Records for this exercise:
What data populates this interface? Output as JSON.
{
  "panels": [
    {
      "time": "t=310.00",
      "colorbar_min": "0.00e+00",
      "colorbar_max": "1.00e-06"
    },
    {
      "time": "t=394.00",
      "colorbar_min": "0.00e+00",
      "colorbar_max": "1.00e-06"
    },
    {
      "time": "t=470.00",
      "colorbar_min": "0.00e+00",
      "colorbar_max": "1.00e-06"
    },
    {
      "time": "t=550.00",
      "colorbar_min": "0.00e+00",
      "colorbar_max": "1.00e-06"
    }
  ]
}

What the exercise asks: Everything in the listing above should be restated exactly.

Output for this exercise:
What data populates this interface? Output as JSON.
{
  "panels": [
    {
      "time": "t=310.00",
      "colorbar_min": "0.00e+00",
      "colorbar_max": "1.00e-06"
    },
    {
      "time": "t=394.00",
      "colorbar_min": "0.00e+00",
      "colorbar_max": "1.00e-06"
    },
    {
      "time": "t=470.00",
      "colorbar_min": "0.00e+00",
      "colorbar_max": "1.00e-06"
    },
    {
      "time": "t=550.00",
      "colorbar_min": "0.00e+00",
      "colorbar_max": "1.00e-06"
    }
  ]
}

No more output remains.